- Records for the exercise
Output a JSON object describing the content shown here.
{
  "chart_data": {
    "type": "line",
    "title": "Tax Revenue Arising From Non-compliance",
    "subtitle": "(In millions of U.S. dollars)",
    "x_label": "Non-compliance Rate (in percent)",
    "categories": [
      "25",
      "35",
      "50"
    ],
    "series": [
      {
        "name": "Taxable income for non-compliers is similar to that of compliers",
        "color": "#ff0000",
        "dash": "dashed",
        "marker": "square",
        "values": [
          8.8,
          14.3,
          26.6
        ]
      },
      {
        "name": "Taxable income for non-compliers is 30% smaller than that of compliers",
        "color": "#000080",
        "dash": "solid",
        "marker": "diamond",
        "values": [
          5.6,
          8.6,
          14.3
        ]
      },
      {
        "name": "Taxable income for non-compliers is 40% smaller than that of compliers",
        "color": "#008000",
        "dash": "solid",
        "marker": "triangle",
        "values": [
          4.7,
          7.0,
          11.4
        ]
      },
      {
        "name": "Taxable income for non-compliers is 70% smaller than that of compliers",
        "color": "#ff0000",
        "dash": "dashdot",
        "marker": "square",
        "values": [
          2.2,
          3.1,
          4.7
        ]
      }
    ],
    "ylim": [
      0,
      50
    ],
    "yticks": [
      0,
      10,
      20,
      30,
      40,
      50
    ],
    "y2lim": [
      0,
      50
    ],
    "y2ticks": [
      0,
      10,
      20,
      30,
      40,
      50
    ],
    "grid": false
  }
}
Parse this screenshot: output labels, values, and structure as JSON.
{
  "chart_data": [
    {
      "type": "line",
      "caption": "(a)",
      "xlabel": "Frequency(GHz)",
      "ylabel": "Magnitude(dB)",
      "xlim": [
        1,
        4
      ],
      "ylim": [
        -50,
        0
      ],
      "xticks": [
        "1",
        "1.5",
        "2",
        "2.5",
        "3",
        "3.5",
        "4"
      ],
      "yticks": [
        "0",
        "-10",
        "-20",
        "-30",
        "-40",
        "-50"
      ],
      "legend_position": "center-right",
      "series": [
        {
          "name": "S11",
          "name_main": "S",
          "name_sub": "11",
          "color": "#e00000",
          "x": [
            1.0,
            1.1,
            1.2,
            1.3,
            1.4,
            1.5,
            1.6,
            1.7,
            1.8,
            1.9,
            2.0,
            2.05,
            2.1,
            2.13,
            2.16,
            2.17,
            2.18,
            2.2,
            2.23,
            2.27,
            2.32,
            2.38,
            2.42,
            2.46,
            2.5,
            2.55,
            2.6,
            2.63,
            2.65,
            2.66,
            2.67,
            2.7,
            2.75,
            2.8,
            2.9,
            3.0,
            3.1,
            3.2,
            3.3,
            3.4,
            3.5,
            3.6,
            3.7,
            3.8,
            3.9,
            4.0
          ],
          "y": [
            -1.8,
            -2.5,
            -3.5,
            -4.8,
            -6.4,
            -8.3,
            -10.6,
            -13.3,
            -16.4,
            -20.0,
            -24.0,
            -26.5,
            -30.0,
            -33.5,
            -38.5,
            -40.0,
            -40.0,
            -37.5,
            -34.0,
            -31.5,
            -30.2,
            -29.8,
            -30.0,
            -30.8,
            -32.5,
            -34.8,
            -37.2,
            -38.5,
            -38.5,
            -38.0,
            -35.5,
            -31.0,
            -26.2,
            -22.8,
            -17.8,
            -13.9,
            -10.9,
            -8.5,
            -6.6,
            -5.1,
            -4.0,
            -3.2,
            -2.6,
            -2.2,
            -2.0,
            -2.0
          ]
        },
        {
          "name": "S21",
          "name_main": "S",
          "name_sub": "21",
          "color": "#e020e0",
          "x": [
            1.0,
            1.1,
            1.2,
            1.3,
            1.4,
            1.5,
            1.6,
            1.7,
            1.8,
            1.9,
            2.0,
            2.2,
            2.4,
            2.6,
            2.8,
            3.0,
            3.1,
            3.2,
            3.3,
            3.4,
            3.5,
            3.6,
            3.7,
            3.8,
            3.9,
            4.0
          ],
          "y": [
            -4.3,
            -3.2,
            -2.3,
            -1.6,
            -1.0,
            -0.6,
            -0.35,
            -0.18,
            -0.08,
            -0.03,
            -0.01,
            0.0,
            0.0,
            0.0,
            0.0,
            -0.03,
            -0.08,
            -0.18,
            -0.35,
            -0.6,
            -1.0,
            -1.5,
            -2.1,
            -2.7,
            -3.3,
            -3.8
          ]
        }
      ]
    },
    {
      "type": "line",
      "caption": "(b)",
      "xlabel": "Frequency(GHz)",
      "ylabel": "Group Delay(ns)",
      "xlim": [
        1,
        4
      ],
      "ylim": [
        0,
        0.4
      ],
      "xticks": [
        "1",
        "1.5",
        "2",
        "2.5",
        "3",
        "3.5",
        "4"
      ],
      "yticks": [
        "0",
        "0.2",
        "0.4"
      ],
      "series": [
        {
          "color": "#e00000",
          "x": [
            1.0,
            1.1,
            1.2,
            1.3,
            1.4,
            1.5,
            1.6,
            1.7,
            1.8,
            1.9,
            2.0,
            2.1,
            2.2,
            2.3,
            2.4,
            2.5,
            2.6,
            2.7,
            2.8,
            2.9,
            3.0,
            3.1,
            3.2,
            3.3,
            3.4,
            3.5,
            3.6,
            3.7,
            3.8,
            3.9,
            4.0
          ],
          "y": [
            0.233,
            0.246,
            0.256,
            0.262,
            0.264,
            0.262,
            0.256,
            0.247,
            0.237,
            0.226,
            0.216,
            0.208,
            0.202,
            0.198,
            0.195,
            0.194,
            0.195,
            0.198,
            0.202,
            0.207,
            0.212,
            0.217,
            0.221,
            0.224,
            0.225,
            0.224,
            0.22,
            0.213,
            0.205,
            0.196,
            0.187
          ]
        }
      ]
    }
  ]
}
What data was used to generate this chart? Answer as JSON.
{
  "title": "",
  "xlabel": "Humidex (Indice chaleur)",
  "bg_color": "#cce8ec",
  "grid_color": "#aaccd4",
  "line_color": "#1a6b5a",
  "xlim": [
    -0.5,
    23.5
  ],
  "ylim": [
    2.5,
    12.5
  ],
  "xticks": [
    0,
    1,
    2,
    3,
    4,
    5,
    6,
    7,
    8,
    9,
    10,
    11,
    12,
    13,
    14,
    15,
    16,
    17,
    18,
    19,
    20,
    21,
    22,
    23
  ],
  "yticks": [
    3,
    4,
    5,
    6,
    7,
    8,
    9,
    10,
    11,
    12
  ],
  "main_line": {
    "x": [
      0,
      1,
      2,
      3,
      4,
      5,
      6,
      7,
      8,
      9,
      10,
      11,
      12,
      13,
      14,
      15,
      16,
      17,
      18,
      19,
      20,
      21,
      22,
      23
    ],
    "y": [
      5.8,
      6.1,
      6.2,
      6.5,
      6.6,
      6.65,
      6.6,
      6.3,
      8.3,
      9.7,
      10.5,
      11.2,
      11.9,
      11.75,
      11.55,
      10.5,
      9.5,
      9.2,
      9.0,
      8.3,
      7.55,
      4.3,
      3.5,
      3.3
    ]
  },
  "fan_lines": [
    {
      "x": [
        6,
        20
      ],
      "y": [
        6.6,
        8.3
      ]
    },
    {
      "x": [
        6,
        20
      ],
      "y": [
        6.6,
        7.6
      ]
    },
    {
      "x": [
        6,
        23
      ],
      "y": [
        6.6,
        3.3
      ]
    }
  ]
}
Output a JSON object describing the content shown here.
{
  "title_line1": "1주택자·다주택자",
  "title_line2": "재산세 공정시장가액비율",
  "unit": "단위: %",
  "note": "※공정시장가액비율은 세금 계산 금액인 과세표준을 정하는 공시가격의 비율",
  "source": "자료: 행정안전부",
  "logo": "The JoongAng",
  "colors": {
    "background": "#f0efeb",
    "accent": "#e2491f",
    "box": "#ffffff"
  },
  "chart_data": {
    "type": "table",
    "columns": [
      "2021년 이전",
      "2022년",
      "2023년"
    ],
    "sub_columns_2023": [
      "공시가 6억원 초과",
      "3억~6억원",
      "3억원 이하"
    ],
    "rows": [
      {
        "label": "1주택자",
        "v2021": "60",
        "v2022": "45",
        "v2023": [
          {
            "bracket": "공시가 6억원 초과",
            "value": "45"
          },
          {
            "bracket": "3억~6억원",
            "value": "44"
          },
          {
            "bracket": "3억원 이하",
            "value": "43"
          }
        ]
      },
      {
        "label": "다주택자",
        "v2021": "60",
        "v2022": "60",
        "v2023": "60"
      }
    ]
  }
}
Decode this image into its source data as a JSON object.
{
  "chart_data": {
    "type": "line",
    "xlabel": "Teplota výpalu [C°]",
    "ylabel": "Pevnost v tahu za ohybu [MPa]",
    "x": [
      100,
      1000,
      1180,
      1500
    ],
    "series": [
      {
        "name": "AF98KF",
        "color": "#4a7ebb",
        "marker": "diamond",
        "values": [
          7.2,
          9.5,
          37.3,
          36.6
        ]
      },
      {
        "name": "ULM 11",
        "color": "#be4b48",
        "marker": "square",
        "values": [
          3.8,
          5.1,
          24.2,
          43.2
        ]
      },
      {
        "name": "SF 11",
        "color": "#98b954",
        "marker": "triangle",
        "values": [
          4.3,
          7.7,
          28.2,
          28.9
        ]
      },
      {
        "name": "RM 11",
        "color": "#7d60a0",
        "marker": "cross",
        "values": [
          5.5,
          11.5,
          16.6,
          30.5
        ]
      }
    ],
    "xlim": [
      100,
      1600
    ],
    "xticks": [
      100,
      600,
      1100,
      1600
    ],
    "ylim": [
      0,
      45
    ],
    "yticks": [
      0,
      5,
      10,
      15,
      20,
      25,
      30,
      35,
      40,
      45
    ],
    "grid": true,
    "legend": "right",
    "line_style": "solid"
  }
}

- The exercise
Counting only lines of the data above that hold "compliers", report the total and nothing else.

- Worked answer
4